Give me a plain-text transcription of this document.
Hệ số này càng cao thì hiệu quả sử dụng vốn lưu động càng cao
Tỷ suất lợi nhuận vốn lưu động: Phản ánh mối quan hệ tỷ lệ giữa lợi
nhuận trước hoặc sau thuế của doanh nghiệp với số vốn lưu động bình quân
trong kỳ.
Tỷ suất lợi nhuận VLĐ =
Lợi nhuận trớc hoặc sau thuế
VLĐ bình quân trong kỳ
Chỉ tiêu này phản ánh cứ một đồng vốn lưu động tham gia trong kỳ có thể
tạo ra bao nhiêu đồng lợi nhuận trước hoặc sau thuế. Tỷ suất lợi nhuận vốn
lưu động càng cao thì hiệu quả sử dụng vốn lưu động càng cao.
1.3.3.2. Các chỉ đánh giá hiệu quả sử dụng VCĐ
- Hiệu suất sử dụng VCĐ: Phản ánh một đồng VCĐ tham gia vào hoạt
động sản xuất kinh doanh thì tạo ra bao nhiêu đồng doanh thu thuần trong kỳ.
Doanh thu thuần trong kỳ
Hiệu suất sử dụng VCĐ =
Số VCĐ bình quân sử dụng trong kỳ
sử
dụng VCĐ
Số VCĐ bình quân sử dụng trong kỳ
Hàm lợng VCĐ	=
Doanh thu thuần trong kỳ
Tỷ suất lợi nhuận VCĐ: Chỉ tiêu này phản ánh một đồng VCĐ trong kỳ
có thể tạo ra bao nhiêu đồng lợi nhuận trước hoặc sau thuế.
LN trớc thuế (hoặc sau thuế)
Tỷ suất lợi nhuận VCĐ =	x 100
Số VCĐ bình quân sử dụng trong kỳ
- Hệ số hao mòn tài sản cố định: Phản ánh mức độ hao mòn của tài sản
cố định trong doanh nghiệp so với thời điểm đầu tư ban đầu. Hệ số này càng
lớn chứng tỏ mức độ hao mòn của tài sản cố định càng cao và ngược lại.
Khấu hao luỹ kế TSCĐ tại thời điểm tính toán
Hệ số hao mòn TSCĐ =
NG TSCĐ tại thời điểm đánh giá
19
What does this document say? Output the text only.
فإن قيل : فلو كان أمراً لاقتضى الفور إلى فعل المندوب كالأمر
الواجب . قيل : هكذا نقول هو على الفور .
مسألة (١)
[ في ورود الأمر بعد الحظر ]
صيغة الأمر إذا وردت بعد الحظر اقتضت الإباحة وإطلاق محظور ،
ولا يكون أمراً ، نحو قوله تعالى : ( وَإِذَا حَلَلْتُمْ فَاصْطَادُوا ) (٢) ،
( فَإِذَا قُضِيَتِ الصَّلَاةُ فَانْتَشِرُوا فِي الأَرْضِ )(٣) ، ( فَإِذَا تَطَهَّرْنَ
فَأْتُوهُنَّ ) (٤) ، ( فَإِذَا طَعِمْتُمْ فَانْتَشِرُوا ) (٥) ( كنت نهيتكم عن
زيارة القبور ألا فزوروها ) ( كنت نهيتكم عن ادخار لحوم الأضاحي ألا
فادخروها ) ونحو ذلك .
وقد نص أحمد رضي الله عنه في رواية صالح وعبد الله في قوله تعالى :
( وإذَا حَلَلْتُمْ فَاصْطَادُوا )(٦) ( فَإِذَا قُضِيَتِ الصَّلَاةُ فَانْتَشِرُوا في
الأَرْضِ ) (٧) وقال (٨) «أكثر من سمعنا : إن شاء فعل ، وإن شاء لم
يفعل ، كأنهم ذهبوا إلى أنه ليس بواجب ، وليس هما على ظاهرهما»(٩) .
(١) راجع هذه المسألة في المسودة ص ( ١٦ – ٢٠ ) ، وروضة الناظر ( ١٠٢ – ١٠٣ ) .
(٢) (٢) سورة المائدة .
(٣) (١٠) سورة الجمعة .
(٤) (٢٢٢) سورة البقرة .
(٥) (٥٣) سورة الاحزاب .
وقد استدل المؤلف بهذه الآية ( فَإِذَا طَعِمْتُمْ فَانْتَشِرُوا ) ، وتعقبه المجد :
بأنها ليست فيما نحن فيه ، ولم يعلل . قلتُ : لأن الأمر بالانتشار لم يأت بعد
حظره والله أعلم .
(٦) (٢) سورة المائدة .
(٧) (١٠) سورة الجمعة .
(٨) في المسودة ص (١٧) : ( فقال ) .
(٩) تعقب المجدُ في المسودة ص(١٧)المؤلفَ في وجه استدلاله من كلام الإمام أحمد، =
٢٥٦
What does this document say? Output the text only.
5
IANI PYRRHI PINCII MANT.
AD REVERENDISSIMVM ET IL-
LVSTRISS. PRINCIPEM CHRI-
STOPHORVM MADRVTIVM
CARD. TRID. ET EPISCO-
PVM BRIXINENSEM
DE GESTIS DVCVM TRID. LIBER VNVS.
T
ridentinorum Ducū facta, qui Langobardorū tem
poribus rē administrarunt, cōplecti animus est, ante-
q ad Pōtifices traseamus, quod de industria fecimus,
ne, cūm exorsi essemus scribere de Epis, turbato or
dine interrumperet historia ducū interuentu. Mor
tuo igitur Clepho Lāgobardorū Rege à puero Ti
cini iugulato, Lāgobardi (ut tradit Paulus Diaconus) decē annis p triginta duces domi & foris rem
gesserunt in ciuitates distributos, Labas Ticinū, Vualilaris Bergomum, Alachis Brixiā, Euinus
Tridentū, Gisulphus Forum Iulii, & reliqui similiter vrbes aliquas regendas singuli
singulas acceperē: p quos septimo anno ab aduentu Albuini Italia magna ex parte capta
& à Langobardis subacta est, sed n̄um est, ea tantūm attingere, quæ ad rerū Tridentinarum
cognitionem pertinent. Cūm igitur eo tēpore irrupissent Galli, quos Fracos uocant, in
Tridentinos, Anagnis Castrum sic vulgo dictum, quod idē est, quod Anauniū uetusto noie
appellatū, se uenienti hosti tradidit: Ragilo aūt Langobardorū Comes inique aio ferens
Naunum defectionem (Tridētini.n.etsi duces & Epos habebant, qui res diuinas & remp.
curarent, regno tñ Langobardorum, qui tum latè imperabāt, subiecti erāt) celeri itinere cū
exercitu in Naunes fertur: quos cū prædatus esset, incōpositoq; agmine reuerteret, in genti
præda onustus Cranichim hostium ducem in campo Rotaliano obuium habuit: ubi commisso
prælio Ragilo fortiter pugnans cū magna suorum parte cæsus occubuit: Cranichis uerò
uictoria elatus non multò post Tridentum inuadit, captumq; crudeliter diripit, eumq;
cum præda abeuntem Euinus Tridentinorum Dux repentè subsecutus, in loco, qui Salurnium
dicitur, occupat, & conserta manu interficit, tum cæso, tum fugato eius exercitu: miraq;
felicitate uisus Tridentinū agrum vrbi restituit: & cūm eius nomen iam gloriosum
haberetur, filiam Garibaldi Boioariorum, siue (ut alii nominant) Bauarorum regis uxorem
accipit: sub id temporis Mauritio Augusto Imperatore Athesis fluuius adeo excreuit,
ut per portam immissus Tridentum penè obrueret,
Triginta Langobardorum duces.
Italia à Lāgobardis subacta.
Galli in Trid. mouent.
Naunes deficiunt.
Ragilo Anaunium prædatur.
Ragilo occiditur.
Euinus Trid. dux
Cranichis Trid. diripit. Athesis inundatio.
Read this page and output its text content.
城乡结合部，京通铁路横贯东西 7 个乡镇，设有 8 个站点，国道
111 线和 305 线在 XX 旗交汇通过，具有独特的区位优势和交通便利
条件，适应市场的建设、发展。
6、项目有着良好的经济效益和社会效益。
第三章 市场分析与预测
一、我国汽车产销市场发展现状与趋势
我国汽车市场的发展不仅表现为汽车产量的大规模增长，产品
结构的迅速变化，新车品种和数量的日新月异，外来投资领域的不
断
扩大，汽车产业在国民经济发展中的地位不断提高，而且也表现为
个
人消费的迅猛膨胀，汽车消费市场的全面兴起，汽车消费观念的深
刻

——————

## CHALLENGE
List each line holding the string "Ragilo".

## EXERCISE SOLUTION
appellatū, se uenienti hosti tradidit: Ragilo aūt Langobardorū Comes inique aio ferens
prælio Ragilo fortiter pugnans cū magna suorum parte cæsus occubuit: Cranichis uerò
Ragilo Anaunium prædatur.
Ragilo occiditur.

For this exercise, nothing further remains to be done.